- **What to work on**
Track down every line below that holds "descrivere" and copy it.

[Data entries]
────────────────────────────────────────

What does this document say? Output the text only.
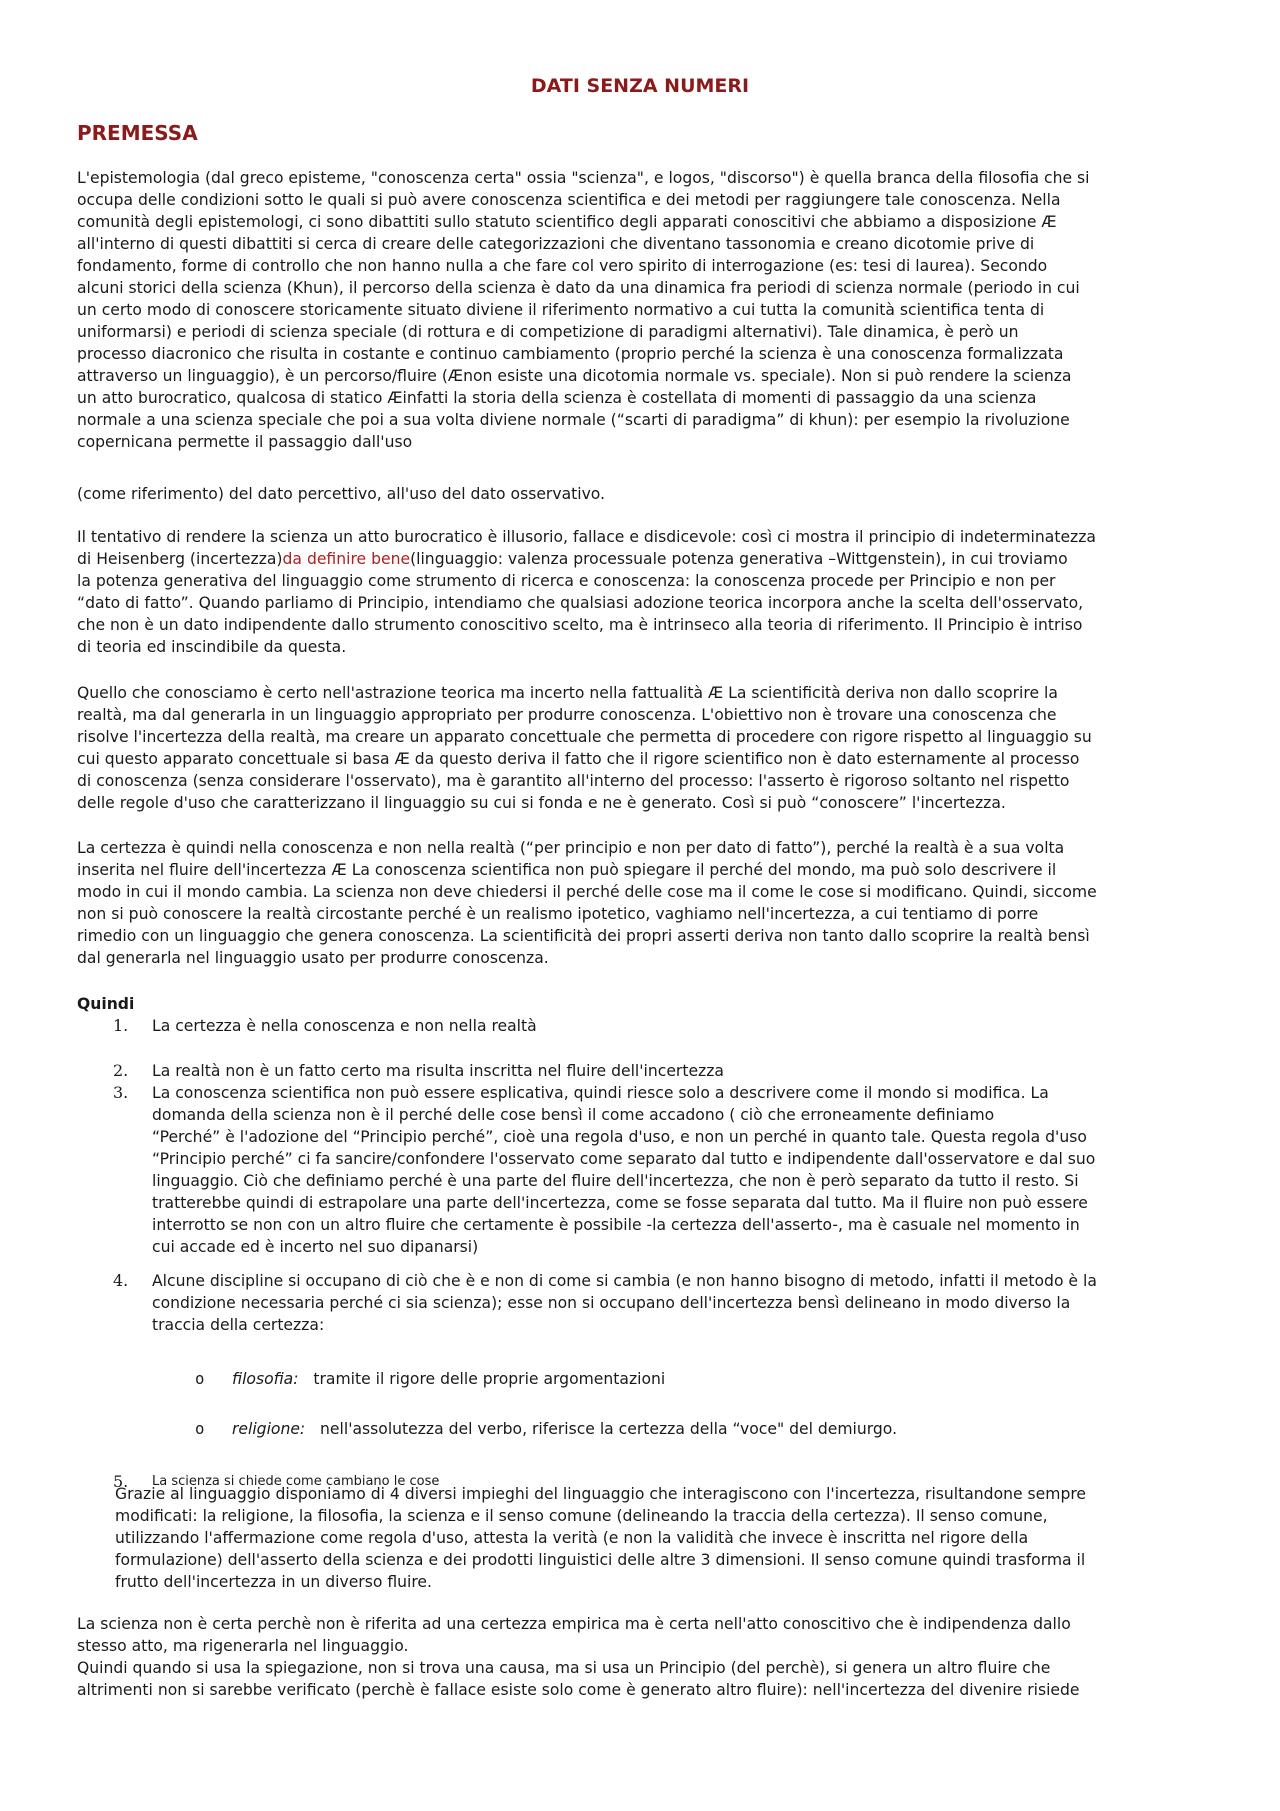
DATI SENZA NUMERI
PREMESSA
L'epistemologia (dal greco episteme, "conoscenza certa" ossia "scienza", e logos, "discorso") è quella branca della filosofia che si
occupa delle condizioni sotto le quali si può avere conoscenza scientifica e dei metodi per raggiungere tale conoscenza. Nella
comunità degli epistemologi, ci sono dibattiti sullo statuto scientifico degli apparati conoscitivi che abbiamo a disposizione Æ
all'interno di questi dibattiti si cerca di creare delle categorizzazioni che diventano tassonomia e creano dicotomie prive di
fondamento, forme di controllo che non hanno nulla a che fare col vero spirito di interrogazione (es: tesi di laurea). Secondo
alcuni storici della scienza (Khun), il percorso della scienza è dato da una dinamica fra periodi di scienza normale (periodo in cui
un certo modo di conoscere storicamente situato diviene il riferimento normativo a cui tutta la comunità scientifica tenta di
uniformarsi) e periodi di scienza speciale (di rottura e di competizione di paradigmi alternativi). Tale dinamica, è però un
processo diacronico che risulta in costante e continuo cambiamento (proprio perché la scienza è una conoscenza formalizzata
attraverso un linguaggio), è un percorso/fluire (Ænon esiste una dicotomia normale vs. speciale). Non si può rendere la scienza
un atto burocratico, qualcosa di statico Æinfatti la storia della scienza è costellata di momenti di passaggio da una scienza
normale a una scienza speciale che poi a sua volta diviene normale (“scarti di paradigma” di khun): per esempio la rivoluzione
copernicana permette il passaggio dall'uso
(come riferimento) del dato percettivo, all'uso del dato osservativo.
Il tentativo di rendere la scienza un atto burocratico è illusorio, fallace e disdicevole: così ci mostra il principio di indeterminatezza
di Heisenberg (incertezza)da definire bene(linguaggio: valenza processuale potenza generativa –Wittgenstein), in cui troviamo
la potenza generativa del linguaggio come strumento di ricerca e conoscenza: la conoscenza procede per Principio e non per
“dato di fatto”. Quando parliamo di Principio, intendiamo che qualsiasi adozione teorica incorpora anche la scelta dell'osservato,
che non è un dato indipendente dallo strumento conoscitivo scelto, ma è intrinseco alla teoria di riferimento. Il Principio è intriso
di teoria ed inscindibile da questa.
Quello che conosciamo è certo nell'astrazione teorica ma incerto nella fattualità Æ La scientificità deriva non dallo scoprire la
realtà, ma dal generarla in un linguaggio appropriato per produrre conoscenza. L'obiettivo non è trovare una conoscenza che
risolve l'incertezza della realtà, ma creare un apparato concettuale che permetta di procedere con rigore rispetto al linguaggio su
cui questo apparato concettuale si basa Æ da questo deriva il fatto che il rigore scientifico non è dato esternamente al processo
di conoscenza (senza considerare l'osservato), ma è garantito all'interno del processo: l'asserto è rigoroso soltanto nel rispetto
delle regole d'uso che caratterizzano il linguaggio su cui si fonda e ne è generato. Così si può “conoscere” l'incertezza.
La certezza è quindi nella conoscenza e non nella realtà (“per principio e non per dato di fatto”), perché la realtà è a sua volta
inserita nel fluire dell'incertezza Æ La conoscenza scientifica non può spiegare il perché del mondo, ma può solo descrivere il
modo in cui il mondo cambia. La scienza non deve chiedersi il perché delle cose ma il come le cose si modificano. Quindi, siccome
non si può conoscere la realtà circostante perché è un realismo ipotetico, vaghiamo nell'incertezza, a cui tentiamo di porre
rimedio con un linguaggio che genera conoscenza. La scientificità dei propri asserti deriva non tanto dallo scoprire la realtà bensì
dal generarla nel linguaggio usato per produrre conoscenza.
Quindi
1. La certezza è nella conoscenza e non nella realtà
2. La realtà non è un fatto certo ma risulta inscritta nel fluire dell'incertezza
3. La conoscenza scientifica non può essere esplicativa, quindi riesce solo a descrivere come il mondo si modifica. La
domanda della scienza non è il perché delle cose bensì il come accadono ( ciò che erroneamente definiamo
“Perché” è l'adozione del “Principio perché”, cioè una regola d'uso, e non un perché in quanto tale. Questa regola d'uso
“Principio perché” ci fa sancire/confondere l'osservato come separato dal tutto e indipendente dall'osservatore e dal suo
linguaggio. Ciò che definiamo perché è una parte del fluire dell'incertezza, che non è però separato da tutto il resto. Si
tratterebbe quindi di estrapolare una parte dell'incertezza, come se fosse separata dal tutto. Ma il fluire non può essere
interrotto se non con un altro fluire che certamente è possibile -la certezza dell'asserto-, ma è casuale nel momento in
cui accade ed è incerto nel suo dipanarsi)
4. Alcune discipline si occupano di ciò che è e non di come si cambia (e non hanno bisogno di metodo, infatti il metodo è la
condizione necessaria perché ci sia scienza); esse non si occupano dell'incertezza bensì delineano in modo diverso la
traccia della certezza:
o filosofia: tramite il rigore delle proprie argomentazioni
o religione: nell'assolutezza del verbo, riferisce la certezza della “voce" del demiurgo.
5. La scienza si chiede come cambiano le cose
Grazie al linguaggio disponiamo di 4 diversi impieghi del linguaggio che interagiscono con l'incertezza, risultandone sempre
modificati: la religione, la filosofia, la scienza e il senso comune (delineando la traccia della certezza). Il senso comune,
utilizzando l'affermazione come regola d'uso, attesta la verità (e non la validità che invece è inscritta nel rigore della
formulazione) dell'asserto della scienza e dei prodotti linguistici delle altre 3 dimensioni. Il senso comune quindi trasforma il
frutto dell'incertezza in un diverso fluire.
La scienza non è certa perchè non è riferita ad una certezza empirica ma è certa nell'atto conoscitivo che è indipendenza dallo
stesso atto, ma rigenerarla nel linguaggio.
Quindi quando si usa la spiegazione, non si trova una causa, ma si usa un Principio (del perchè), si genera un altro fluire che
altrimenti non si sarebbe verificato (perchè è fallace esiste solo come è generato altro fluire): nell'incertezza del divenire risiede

────────────────────────────────────────

- **The solution**
inserita nel fluire dell'incertezza Æ La conoscenza scientifica non può spiegare il perché del mondo, ma può solo descrivere il
3. La conoscenza scientifica non può essere esplicativa, quindi riesce solo a descrivere come il mondo si modifica. La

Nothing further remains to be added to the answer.